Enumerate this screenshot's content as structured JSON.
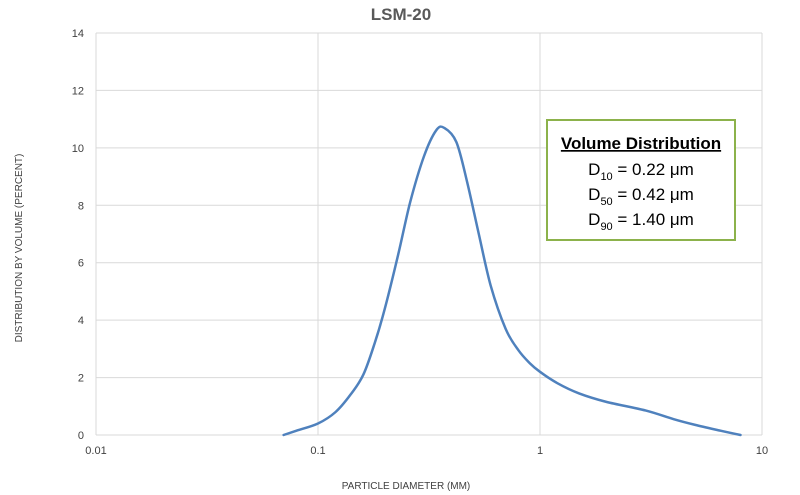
{
  "chart_data": {
    "type": "line",
    "title": "LSM-20",
    "xlabel": "PARTICLE DIAMETER (MM)",
    "ylabel": "DISTRIBUTION BY VOLUME (PERCENT)",
    "xscale": "log",
    "xlim": [
      0.01,
      10
    ],
    "ylim": [
      0,
      14
    ],
    "xticks": [
      "0.01",
      "0.1",
      "1",
      "10"
    ],
    "yticks": [
      "0",
      "2",
      "4",
      "6",
      "8",
      "10",
      "12",
      "14"
    ],
    "grid": true,
    "series": [
      {
        "color": "#4f81bd",
        "x": [
          0.07,
          0.08,
          0.1,
          0.12,
          0.14,
          0.16,
          0.18,
          0.2,
          0.23,
          0.26,
          0.3,
          0.34,
          0.37,
          0.42,
          0.47,
          0.53,
          0.6,
          0.7,
          0.8,
          0.9,
          1.0,
          1.2,
          1.5,
          2.0,
          3.0,
          4.0,
          5.0,
          6.5,
          8.0
        ],
        "values": [
          0.0,
          0.15,
          0.4,
          0.8,
          1.4,
          2.1,
          3.2,
          4.4,
          6.3,
          8.1,
          9.7,
          10.6,
          10.7,
          10.2,
          8.8,
          7.0,
          5.2,
          3.7,
          2.95,
          2.5,
          2.2,
          1.8,
          1.45,
          1.15,
          0.85,
          0.55,
          0.35,
          0.15,
          0.0
        ]
      }
    ],
    "annotation": {
      "heading": "Volume Distribution",
      "lines": [
        {
          "main": "D",
          "sub": "10",
          "text": " = 0.22 μm"
        },
        {
          "main": "D",
          "sub": "50",
          "text": " = 0.42 μm"
        },
        {
          "main": "D",
          "sub": "90",
          "text": " = 1.40 μm"
        }
      ],
      "border_color": "#8cb24b"
    }
  }
}
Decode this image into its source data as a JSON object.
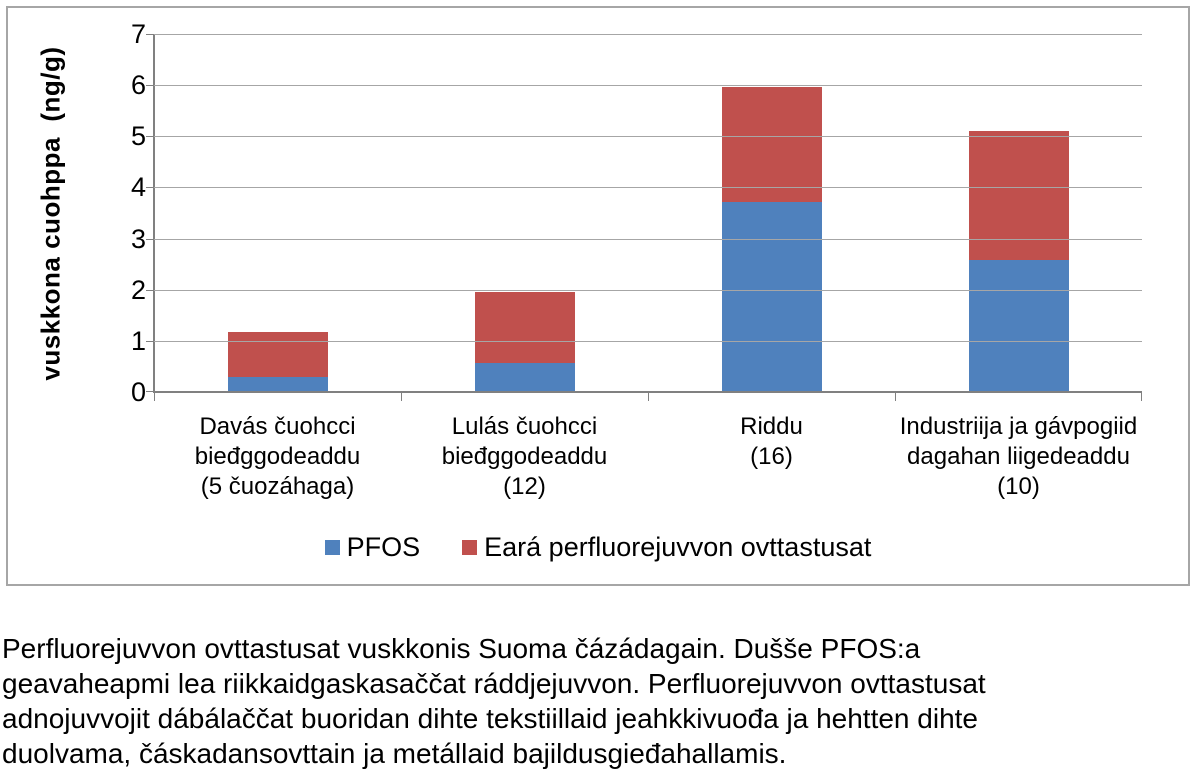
{
  "figure": {
    "caption": "Perfluorejuvvon ovttastusat vuskkonis Suoma čázádagain. Dušše PFOS:a\ngeavaheapmi lea riikkaidgaskasaččat ráddjejuvvon. Perfluorejuvvon ovttastusat\nadnojuvvojit dábálaččat buoridan dihte tekstiillaid jeahkkivuođa ja hehtten dihte\nduolvama, čáskadansovttain ja metállaid bajildusgieđahallamis."
  },
  "chart_data": {
    "type": "bar",
    "stacked": true,
    "title": "",
    "xlabel": "",
    "ylabel": "vuskkona cuohppa  (ng/g)",
    "ylim": [
      0,
      7
    ],
    "ytick_step": 1,
    "grid": true,
    "legend_position": "bottom",
    "categories": [
      "Davás čuohcci\nbieđggodeaddu\n(5 čuozáhaga)",
      "Lulás čuohcci\nbieđggodeaddu\n(12)",
      "Riddu\n(16)",
      "Industriija ja gávpogiid\ndagahan liigedeaddu\n(10)"
    ],
    "series": [
      {
        "name": "PFOS",
        "color": "#4F81BD",
        "values": [
          0.28,
          0.54,
          3.7,
          2.57
        ]
      },
      {
        "name": "Eará perfluorejuvvon ovttastusat",
        "color": "#C0504D",
        "values": [
          0.88,
          1.4,
          2.25,
          2.52
        ]
      }
    ],
    "stack_totals": [
      1.16,
      1.94,
      5.95,
      5.09
    ]
  },
  "colors": {
    "axis": "#808080",
    "gridline": "#A6A6A6",
    "figure_border": "#A6A6A6",
    "text": "#000000",
    "background": "#FFFFFF"
  }
}
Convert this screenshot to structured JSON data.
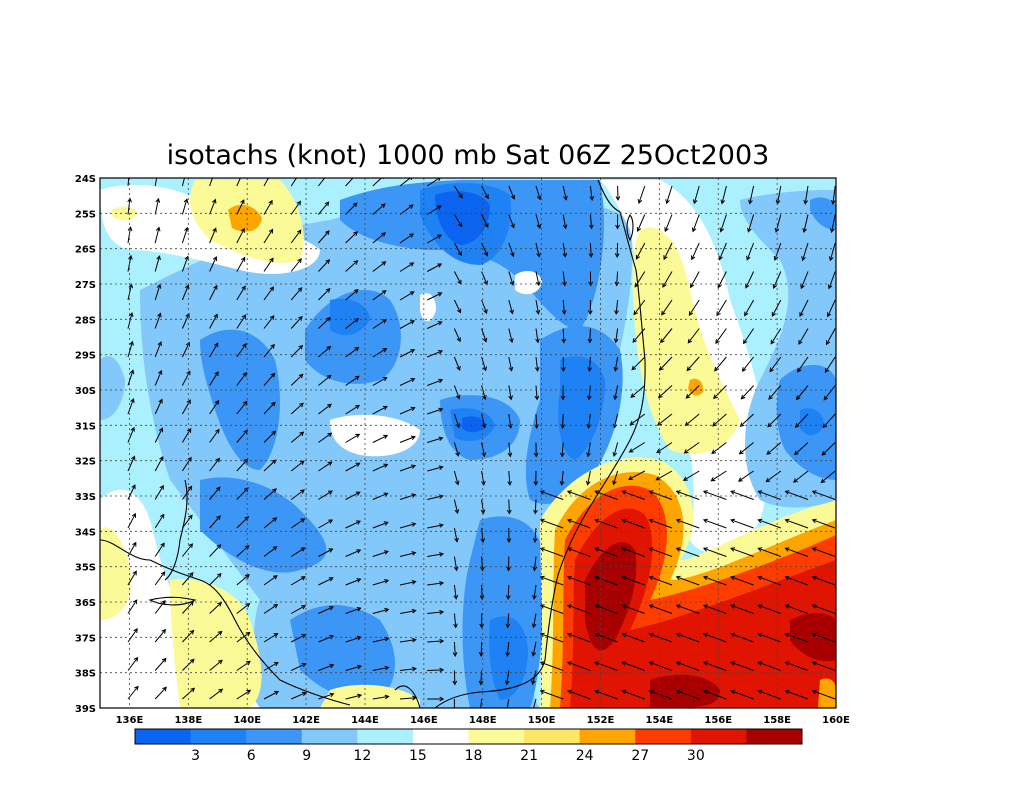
{
  "title": "isotachs (knot) 1000 mb Sat 06Z 25Oct2003",
  "lat_labels": [
    "24S",
    "25S",
    "26S",
    "27S",
    "28S",
    "29S",
    "30S",
    "31S",
    "32S",
    "33S",
    "34S",
    "35S",
    "36S",
    "37S",
    "38S",
    "39S"
  ],
  "lon_labels": [
    "136E",
    "138E",
    "140E",
    "142E",
    "144E",
    "146E",
    "148E",
    "150E",
    "152E",
    "154E",
    "156E",
    "158E",
    "160E"
  ],
  "colorbar": {
    "colors": [
      "#0a64f0",
      "#1e82f5",
      "#3c96f5",
      "#82c8fa",
      "#aaf0ff",
      "#ffffff",
      "#fafa96",
      "#ffe664",
      "#ffa500",
      "#ff3c00",
      "#e01400",
      "#a80000"
    ],
    "labels": [
      "3",
      "6",
      "9",
      "12",
      "15",
      "18",
      "21",
      "24",
      "27",
      "30"
    ]
  },
  "colors": {
    "coast": "#000000",
    "grid": "#444444",
    "arrow": "#000000"
  }
}
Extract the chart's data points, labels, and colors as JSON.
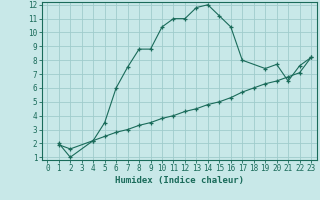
{
  "xlabel": "Humidex (Indice chaleur)",
  "bg_color": "#c8e8e8",
  "line_color": "#1a6b5a",
  "grid_color": "#a0cccc",
  "x_min": 0,
  "x_max": 23,
  "y_min": 1,
  "y_max": 12,
  "x_ticks": [
    0,
    1,
    2,
    3,
    4,
    5,
    6,
    7,
    8,
    9,
    10,
    11,
    12,
    13,
    14,
    15,
    16,
    17,
    18,
    19,
    20,
    21,
    22,
    23
  ],
  "y_ticks": [
    1,
    2,
    3,
    4,
    5,
    6,
    7,
    8,
    9,
    10,
    11,
    12
  ],
  "line1_x": [
    1,
    2,
    4,
    5,
    6,
    7,
    8,
    9,
    10,
    11,
    12,
    13,
    14,
    15,
    16,
    17,
    19,
    20,
    21,
    22,
    23
  ],
  "line1_y": [
    2,
    1,
    2.2,
    3.5,
    6.0,
    7.5,
    8.8,
    8.8,
    10.4,
    11.0,
    11.0,
    11.8,
    12.0,
    11.2,
    10.4,
    8.0,
    7.4,
    7.7,
    6.5,
    7.6,
    8.2
  ],
  "line2_x": [
    1,
    2,
    4,
    5,
    6,
    7,
    8,
    9,
    10,
    11,
    12,
    13,
    14,
    15,
    16,
    17,
    18,
    19,
    20,
    21,
    22,
    23
  ],
  "line2_y": [
    1.9,
    1.6,
    2.2,
    2.5,
    2.8,
    3.0,
    3.3,
    3.5,
    3.8,
    4.0,
    4.3,
    4.5,
    4.8,
    5.0,
    5.3,
    5.7,
    6.0,
    6.3,
    6.5,
    6.8,
    7.1,
    8.2
  ],
  "tick_fontsize": 5.5,
  "xlabel_fontsize": 6.5,
  "marker_size": 3.0,
  "line_width": 0.8
}
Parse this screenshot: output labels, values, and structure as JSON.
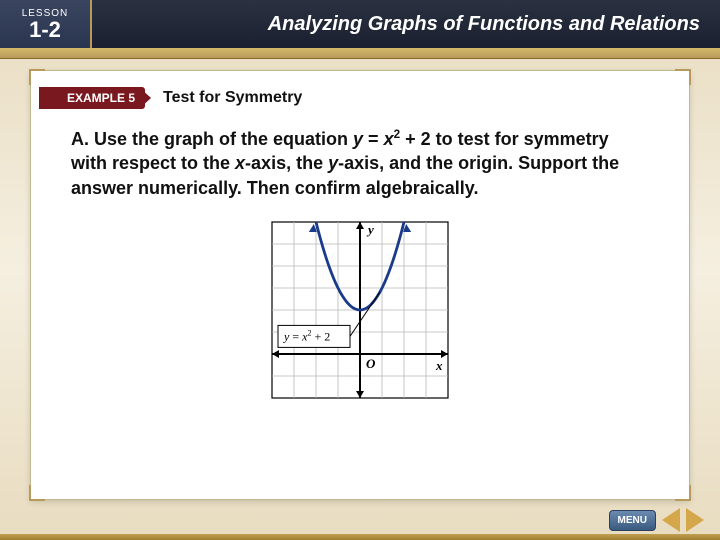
{
  "header": {
    "lesson_label": "LESSON",
    "lesson_number": "1-2",
    "title": "Analyzing Graphs of Functions and Relations"
  },
  "example": {
    "badge": "EXAMPLE 5",
    "title": "Test for Symmetry"
  },
  "body": {
    "part": "A.",
    "text_1": "Use the graph of the equation ",
    "eq_y": "y",
    "eq_eq": " = ",
    "eq_x": "x",
    "eq_sup": "2",
    "eq_plus": " + 2",
    "text_2": " to test for symmetry with respect to the ",
    "x_axis": "x",
    "text_3": "-axis, the ",
    "y_axis": "y",
    "text_4": "-axis, and the origin. Support the answer numerically. Then confirm algebraically."
  },
  "graph": {
    "grid_size": 8,
    "cell": 22,
    "origin_label": "O",
    "x_label": "x",
    "y_label": "y",
    "eq_label_prefix": "y = x",
    "eq_label_sup": "2",
    "eq_label_suffix": " + 2",
    "curve_color": "#1a3a8a",
    "axis_color": "#000000",
    "grid_color": "#b8b8b8",
    "bg_color": "#ffffff",
    "vertex_y": 2,
    "x_range": [
      -4,
      4
    ],
    "y_range": [
      -2,
      6
    ]
  },
  "nav": {
    "menu": "MENU"
  }
}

============

Goal: Take the listing above and print it exactly, apart from the pictures.

Problem solution:
Enumerate this screenshot's content as structured JSON.
{
  "chart_data": {
    "type": "line",
    "title": "LSM-20",
    "xlabel": "PARTICLE DIAMETER (MM)",
    "ylabel": "DISTRIBUTION BY VOLUME (PERCENT)",
    "xscale": "log",
    "xlim": [
      0.01,
      10
    ],
    "ylim": [
      0,
      14
    ],
    "xticks": [
      "0.01",
      "0.1",
      "1",
      "10"
    ],
    "yticks": [
      "0",
      "2",
      "4",
      "6",
      "8",
      "10",
      "12",
      "14"
    ],
    "grid": true,
    "series": [
      {
        "color": "#4f81bd",
        "x": [
          0.07,
          0.08,
          0.1,
          0.12,
          0.14,
          0.16,
          0.18,
          0.2,
          0.23,
          0.26,
          0.3,
          0.34,
          0.37,
          0.42,
          0.47,
          0.53,
          0.6,
          0.7,
          0.8,
          0.9,
          1.0,
          1.2,
          1.5,
          2.0,
          3.0,
          4.0,
          5.0,
          6.5,
          8.0
        ],
        "values": [
          0.0,
          0.15,
          0.4,
          0.8,
          1.4,
          2.1,
          3.2,
          4.4,
          6.3,
          8.1,
          9.7,
          10.6,
          10.7,
          10.2,
          8.8,
          7.0,
          5.2,
          3.7,
          2.95,
          2.5,
          2.2,
          1.8,
          1.45,
          1.15,
          0.85,
          0.55,
          0.35,
          0.15,
          0.0
        ]
      }
    ],
    "annotation": {
      "heading": "Volume Distribution",
      "lines": [
        {
          "main": "D",
          "sub": "10",
          "text": " = 0.22 μm"
        },
        {
          "main": "D",
          "sub": "50",
          "text": " = 0.42 μm"
        },
        {
          "main": "D",
          "sub": "90",
          "text": " = 1.40 μm"
        }
      ],
      "border_color": "#8cb24b"
    }
  }
}
Decode this image into its source data as a JSON object.
{
  "figure": {
    "caption": "Perfluorejuvvon ovttastusat vuskkonis Suoma čázádagain. Dušše PFOS:a\ngeavaheapmi lea riikkaidgaskasaččat ráddjejuvvon. Perfluorejuvvon ovttastusat\nadnojuvvojit dábálaččat buoridan dihte tekstiillaid jeahkkivuođa ja hehtten dihte\nduolvama, čáskadansovttain ja metállaid bajildusgieđahallamis."
  },
  "chart_data": {
    "type": "bar",
    "stacked": true,
    "title": "",
    "xlabel": "",
    "ylabel": "vuskkona cuohppa  (ng/g)",
    "ylim": [
      0,
      7
    ],
    "ytick_step": 1,
    "grid": true,
    "legend_position": "bottom",
    "categories": [
      "Davás čuohcci\nbieđggodeaddu\n(5 čuozáhaga)",
      "Lulás čuohcci\nbieđggodeaddu\n(12)",
      "Riddu\n(16)",
      "Industriija ja gávpogiid\ndagahan liigedeaddu\n(10)"
    ],
    "series": [
      {
        "name": "PFOS",
        "color": "#4F81BD",
        "values": [
          0.28,
          0.54,
          3.7,
          2.57
        ]
      },
      {
        "name": "Eará perfluorejuvvon ovttastusat",
        "color": "#C0504D",
        "values": [
          0.88,
          1.4,
          2.25,
          2.52
        ]
      }
    ],
    "stack_totals": [
      1.16,
      1.94,
      5.95,
      5.09
    ]
  },
  "colors": {
    "axis": "#808080",
    "gridline": "#A6A6A6",
    "figure_border": "#A6A6A6",
    "text": "#000000",
    "background": "#FFFFFF"
  }
}
Convert this screenshot to structured JSON data.
{
  "title": "isotachs (knot) 1000 mb Sat 06Z 25Oct2003",
  "lat_labels": [
    "24S",
    "25S",
    "26S",
    "27S",
    "28S",
    "29S",
    "30S",
    "31S",
    "32S",
    "33S",
    "34S",
    "35S",
    "36S",
    "37S",
    "38S",
    "39S"
  ],
  "lon_labels": [
    "136E",
    "138E",
    "140E",
    "142E",
    "144E",
    "146E",
    "148E",
    "150E",
    "152E",
    "154E",
    "156E",
    "158E",
    "160E"
  ],
  "colorbar": {
    "colors": [
      "#0a64f0",
      "#1e82f5",
      "#3c96f5",
      "#82c8fa",
      "#aaf0ff",
      "#ffffff",
      "#fafa96",
      "#ffe664",
      "#ffa500",
      "#ff3c00",
      "#e01400",
      "#a80000"
    ],
    "labels": [
      "3",
      "6",
      "9",
      "12",
      "15",
      "18",
      "21",
      "24",
      "27",
      "30"
    ]
  },
  "colors": {
    "coast": "#000000",
    "grid": "#444444",
    "arrow": "#000000"
  }
}
Extract the chart's data points, labels, and colors as JSON.
{
  "xlabel": "Humidex (Indice chaleur)",
  "bg_color": "#c8e8e8",
  "line_color": "#1a6b5a",
  "grid_color": "#a0cccc",
  "x_min": 0,
  "x_max": 23,
  "y_min": 1,
  "y_max": 12,
  "x_ticks": [
    0,
    1,
    2,
    3,
    4,
    5,
    6,
    7,
    8,
    9,
    10,
    11,
    12,
    13,
    14,
    15,
    16,
    17,
    18,
    19,
    20,
    21,
    22,
    23
  ],
  "y_ticks": [
    1,
    2,
    3,
    4,
    5,
    6,
    7,
    8,
    9,
    10,
    11,
    12
  ],
  "line1_x": [
    1,
    2,
    4,
    5,
    6,
    7,
    8,
    9,
    10,
    11,
    12,
    13,
    14,
    15,
    16,
    17,
    19,
    20,
    21,
    22,
    23
  ],
  "line1_y": [
    2,
    1,
    2.2,
    3.5,
    6.0,
    7.5,
    8.8,
    8.8,
    10.4,
    11.0,
    11.0,
    11.8,
    12.0,
    11.2,
    10.4,
    8.0,
    7.4,
    7.7,
    6.5,
    7.6,
    8.2
  ],
  "line2_x": [
    1,
    2,
    4,
    5,
    6,
    7,
    8,
    9,
    10,
    11,
    12,
    13,
    14,
    15,
    16,
    17,
    18,
    19,
    20,
    21,
    22,
    23
  ],
  "line2_y": [
    1.9,
    1.6,
    2.2,
    2.5,
    2.8,
    3.0,
    3.3,
    3.5,
    3.8,
    4.0,
    4.3,
    4.5,
    4.8,
    5.0,
    5.3,
    5.7,
    6.0,
    6.3,
    6.5,
    6.8,
    7.1,
    8.2
  ],
  "tick_fontsize": 5.5,
  "xlabel_fontsize": 6.5,
  "marker_size": 3.0,
  "line_width": 0.8
}
Parse this screenshot: output labels, values, and structure as JSON.
{
  "header": {
    "lesson_label": "LESSON",
    "lesson_number": "1-2",
    "title": "Analyzing Graphs of Functions and Relations"
  },
  "example": {
    "badge": "EXAMPLE 5",
    "title": "Test for Symmetry"
  },
  "body": {
    "part": "A.",
    "text_1": "Use the graph of the equation ",
    "eq_y": "y",
    "eq_eq": " = ",
    "eq_x": "x",
    "eq_sup": "2",
    "eq_plus": " + 2",
    "text_2": " to test for symmetry with respect to the ",
    "x_axis": "x",
    "text_3": "-axis, the ",
    "y_axis": "y",
    "text_4": "-axis, and the origin. Support the answer numerically. Then confirm algebraically."
  },
  "graph": {
    "grid_size": 8,
    "cell": 22,
    "origin_label": "O",
    "x_label": "x",
    "y_label": "y",
    "eq_label_prefix": "y = x",
    "eq_label_sup": "2",
    "eq_label_suffix": " + 2",
    "curve_color": "#1a3a8a",
    "axis_color": "#000000",
    "grid_color": "#b8b8b8",
    "bg_color": "#ffffff",
    "vertex_y": 2,
    "x_range": [
      -4,
      4
    ],
    "y_range": [
      -2,
      6
    ]
  },
  "nav": {
    "menu": "MENU"
  }
}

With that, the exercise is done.